===== DATA PROVIDED
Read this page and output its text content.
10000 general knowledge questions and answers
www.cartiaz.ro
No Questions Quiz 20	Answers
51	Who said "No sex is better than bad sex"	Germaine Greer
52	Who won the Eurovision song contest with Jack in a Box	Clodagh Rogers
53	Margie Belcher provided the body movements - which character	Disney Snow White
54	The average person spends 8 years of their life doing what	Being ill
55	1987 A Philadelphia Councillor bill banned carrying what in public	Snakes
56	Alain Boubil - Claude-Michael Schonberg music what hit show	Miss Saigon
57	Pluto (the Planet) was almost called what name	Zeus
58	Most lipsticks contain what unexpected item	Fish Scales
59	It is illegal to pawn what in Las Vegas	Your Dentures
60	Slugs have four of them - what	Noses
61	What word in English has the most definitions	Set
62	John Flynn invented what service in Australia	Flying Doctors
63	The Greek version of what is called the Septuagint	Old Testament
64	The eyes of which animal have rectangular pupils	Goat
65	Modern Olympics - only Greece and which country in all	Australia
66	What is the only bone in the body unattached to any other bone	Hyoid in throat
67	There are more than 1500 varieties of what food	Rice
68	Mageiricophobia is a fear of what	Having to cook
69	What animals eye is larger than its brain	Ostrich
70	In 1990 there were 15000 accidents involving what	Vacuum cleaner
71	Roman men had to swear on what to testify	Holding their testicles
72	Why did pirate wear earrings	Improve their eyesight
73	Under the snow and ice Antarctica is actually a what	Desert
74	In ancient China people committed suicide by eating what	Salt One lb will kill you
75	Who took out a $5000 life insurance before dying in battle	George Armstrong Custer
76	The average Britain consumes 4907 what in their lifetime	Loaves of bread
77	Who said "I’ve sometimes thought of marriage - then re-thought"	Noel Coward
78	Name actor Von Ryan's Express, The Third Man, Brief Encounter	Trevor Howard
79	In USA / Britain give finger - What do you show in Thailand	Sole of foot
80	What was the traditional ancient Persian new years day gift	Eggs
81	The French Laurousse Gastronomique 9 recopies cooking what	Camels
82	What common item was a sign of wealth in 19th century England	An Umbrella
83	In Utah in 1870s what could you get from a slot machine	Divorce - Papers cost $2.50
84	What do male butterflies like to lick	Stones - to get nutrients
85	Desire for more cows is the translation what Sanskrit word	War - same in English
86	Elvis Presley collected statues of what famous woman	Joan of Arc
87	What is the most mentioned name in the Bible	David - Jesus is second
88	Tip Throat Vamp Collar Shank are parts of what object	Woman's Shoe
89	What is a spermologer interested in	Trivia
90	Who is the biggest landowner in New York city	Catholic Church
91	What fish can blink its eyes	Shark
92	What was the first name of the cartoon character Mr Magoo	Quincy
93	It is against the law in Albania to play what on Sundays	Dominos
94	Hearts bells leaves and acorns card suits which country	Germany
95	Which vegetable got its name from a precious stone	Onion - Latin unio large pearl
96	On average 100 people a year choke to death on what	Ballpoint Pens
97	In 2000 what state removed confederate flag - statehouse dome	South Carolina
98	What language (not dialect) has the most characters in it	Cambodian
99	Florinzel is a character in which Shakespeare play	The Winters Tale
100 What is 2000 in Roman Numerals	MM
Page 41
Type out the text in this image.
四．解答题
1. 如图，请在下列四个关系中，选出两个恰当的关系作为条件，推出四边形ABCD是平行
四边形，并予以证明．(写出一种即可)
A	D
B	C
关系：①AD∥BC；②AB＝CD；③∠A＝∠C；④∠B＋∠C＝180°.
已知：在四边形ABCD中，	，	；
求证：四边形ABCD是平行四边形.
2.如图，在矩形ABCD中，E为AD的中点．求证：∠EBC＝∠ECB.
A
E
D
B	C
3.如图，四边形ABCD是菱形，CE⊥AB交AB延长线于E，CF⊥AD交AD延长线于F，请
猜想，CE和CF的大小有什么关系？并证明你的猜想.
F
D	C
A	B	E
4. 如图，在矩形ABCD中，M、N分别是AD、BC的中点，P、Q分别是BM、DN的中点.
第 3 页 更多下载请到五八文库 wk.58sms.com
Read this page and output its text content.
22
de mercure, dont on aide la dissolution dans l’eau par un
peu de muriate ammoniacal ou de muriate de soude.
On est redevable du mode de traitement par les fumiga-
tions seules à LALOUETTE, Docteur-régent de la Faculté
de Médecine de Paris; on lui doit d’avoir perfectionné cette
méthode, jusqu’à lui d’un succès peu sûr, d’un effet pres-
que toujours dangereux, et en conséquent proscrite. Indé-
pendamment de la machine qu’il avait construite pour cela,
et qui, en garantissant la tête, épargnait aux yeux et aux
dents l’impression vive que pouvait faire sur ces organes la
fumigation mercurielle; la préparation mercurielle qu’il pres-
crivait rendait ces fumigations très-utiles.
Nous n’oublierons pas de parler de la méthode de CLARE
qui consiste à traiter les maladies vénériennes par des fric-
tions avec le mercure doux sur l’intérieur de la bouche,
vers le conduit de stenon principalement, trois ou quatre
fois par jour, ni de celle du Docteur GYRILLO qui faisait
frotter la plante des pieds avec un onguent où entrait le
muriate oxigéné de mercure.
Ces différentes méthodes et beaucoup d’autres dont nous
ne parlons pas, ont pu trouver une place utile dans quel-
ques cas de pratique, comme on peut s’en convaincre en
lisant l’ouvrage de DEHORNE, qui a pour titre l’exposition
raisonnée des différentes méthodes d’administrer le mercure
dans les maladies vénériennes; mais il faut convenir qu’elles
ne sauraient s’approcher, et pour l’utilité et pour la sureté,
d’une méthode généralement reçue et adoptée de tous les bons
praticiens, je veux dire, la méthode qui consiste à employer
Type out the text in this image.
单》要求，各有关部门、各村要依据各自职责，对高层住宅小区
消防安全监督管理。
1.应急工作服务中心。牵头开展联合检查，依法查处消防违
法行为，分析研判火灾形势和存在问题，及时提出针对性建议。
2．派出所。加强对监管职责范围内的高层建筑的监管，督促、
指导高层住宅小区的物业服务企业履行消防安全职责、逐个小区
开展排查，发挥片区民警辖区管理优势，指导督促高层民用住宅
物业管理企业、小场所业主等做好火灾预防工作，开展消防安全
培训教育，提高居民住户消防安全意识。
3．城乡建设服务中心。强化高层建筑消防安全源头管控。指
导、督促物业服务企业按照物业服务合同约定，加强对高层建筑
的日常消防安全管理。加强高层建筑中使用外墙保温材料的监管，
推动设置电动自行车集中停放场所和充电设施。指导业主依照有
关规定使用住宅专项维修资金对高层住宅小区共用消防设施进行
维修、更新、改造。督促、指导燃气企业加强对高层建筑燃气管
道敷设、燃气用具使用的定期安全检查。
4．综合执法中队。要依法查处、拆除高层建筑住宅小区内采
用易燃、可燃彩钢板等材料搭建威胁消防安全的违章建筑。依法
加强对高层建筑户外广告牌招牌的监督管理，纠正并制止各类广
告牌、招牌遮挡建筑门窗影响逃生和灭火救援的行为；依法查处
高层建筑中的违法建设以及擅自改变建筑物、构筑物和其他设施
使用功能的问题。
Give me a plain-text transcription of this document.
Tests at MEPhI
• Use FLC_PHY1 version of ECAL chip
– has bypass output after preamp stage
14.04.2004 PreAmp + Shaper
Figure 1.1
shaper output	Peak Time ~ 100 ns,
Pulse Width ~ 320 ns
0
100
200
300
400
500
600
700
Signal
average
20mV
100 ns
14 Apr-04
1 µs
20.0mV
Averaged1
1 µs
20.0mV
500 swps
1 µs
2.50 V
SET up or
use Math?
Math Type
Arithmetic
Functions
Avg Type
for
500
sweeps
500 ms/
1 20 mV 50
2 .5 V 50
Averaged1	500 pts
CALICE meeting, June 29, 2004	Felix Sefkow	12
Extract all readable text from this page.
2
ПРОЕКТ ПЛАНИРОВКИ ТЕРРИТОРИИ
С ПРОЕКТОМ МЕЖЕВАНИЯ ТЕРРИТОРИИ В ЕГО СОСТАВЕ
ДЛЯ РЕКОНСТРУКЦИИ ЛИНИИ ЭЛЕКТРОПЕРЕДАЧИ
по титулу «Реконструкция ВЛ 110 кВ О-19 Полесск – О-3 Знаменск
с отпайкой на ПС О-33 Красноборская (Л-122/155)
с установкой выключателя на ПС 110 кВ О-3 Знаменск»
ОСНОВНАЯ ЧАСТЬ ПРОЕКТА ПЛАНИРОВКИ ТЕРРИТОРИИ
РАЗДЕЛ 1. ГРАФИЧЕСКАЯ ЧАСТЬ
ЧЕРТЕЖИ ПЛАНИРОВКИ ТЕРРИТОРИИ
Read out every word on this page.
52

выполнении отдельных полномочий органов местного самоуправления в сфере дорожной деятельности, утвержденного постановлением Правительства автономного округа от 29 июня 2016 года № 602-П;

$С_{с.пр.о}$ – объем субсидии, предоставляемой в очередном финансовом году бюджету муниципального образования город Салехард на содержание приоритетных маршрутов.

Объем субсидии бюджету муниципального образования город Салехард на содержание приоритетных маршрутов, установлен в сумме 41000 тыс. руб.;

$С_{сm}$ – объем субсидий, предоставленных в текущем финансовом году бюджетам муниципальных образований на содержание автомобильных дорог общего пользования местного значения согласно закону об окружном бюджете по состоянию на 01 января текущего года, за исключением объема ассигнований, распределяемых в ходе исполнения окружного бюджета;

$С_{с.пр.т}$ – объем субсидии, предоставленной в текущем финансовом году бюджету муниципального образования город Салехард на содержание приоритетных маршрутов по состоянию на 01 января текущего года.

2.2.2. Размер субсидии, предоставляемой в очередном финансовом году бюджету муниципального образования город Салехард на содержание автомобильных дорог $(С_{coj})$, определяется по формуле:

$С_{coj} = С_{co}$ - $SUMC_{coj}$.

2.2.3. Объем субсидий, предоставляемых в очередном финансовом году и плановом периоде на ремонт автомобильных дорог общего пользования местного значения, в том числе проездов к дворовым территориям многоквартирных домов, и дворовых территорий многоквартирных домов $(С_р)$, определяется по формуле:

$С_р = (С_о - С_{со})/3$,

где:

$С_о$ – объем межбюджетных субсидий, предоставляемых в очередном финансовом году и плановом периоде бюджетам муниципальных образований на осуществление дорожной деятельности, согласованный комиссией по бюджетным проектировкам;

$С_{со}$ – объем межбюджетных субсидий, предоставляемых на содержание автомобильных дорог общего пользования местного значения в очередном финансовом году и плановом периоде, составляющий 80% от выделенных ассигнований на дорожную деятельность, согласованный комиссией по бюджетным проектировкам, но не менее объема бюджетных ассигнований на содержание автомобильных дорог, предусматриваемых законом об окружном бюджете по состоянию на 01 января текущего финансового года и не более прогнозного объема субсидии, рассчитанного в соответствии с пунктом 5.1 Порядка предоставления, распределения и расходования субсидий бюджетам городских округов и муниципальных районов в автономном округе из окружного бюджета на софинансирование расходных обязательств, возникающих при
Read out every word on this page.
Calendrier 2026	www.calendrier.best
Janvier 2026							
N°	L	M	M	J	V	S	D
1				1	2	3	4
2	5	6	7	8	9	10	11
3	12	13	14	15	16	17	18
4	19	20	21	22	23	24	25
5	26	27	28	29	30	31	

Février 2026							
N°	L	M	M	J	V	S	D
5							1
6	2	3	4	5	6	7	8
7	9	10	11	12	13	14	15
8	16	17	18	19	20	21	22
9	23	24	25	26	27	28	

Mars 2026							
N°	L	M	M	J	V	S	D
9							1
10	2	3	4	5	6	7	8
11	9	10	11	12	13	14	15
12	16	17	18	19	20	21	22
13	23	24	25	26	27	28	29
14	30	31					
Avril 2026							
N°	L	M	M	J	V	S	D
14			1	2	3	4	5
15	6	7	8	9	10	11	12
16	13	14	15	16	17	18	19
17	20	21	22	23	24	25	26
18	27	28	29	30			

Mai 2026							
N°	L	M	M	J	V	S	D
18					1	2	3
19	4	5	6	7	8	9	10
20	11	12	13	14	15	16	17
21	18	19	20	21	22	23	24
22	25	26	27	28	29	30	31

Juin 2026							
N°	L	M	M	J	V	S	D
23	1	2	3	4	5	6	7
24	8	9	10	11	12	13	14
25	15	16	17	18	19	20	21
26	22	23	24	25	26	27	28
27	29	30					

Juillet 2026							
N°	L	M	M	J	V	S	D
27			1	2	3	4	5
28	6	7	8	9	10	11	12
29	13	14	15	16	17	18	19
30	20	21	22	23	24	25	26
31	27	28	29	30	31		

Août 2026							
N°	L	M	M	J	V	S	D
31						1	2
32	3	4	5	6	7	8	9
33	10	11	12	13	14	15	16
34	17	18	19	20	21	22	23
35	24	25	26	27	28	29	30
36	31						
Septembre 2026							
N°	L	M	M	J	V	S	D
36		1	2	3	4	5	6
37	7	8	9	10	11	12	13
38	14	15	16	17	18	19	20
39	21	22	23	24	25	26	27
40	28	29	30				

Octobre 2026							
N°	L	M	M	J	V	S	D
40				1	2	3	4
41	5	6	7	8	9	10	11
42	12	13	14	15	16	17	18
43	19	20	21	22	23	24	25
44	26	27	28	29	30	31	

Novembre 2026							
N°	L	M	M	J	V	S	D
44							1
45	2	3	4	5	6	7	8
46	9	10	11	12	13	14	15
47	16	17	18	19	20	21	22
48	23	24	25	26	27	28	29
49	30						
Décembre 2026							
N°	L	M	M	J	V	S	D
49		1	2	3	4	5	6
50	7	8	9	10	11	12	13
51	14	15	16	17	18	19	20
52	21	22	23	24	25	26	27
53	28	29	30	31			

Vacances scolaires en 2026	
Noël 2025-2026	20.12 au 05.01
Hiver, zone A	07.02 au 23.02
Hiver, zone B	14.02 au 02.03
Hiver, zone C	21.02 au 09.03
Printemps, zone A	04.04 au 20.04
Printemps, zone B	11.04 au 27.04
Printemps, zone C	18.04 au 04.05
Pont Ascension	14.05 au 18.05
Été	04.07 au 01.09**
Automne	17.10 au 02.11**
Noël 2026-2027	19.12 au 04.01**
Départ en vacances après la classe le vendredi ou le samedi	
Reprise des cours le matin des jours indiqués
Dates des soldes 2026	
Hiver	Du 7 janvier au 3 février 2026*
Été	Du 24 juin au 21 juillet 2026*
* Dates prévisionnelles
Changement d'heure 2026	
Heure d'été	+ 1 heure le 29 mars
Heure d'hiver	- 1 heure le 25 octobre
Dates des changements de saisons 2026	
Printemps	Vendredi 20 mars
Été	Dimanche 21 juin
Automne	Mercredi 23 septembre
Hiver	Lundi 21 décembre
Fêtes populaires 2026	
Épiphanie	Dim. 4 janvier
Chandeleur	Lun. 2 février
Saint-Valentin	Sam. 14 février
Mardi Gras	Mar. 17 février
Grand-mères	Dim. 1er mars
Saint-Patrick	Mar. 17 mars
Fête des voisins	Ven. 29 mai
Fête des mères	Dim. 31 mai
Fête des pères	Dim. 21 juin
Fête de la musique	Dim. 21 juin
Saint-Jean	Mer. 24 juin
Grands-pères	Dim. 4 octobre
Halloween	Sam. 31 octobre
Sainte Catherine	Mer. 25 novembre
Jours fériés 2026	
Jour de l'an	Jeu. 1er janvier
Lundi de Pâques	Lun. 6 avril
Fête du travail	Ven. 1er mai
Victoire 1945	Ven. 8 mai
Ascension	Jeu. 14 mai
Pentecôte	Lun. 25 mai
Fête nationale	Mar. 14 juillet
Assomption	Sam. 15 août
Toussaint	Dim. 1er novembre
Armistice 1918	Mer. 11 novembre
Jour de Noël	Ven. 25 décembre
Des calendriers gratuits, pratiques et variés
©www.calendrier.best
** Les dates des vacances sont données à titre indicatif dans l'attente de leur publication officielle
==========
> GIVEN REQUEST
Look for the word "Docteur" and return every line where it occurs.

> SOLUTION TO THIS TASK
tions seules à LALOUETTE, Docteur-régent de la Faculté
fois par jour, ni de celle du Docteur GYRILLO qui faisait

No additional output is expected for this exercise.